To do: Starting with the line that contains "Type out the text in this image.", reproduce each line through the end of the listing below, with no other output.

Listed entries:
BEGIN

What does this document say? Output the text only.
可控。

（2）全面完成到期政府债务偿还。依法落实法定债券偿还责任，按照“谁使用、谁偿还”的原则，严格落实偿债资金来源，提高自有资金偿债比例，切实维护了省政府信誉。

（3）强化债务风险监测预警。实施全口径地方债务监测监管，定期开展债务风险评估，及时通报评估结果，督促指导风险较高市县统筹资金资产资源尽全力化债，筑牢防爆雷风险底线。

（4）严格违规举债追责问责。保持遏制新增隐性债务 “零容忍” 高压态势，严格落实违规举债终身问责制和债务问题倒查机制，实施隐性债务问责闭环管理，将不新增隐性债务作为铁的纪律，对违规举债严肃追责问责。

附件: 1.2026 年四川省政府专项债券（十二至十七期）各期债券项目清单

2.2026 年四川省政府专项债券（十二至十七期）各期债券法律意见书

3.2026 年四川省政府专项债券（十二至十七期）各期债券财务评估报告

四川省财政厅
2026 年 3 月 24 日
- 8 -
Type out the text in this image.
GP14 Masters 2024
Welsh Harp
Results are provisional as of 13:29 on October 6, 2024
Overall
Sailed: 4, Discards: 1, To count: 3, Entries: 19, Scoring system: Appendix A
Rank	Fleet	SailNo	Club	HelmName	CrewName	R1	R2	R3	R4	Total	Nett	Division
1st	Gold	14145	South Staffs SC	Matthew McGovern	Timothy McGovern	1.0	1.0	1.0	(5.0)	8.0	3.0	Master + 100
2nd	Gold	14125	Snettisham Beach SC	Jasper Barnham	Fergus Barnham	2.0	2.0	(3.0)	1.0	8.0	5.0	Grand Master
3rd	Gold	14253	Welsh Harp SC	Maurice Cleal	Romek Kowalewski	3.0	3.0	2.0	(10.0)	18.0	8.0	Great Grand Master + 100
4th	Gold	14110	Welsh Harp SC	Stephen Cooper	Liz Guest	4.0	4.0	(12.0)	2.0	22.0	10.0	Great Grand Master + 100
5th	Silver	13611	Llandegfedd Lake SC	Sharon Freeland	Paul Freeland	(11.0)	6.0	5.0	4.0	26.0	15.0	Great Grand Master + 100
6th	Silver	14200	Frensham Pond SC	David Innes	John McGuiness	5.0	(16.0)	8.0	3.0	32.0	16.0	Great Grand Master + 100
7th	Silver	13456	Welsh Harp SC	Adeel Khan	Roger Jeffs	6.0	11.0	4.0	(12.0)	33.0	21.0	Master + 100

END

Task answer:
Type out the text in this image.
GP14 Masters 2024
Welsh Harp
Results are provisional as of 13:29 on October 6, 2024
Overall
Sailed: 4, Discards: 1, To count: 3, Entries: 19, Scoring system: Appendix A
Rank	Fleet	SailNo	Club	HelmName	CrewName	R1	R2	R3	R4	Total	Nett	Division
1st	Gold	14145	South Staffs SC	Matthew McGovern	Timothy McGovern	1.0	1.0	1.0	(5.0)	8.0	3.0	Master + 100
2nd	Gold	14125	Snettisham Beach SC	Jasper Barnham	Fergus Barnham	2.0	2.0	(3.0)	1.0	8.0	5.0	Grand Master
3rd	Gold	14253	Welsh Harp SC	Maurice Cleal	Romek Kowalewski	3.0	3.0	2.0	(10.0)	18.0	8.0	Great Grand Master + 100
4th	Gold	14110	Welsh Harp SC	Stephen Cooper	Liz Guest	4.0	4.0	(12.0)	2.0	22.0	10.0	Great Grand Master + 100
5th	Silver	13611	Llandegfedd Lake SC	Sharon Freeland	Paul Freeland	(11.0)	6.0	5.0	4.0	26.0	15.0	Great Grand Master + 100
6th	Silver	14200	Frensham Pond SC	David Innes	John McGuiness	5.0	(16.0)	8.0	3.0	32.0	16.0	Great Grand Master + 100
7th	Silver	13456	Welsh Harp SC	Adeel Khan	Roger Jeffs	6.0	11.0	4.0	(12.0)	33.0	21.0	Master + 100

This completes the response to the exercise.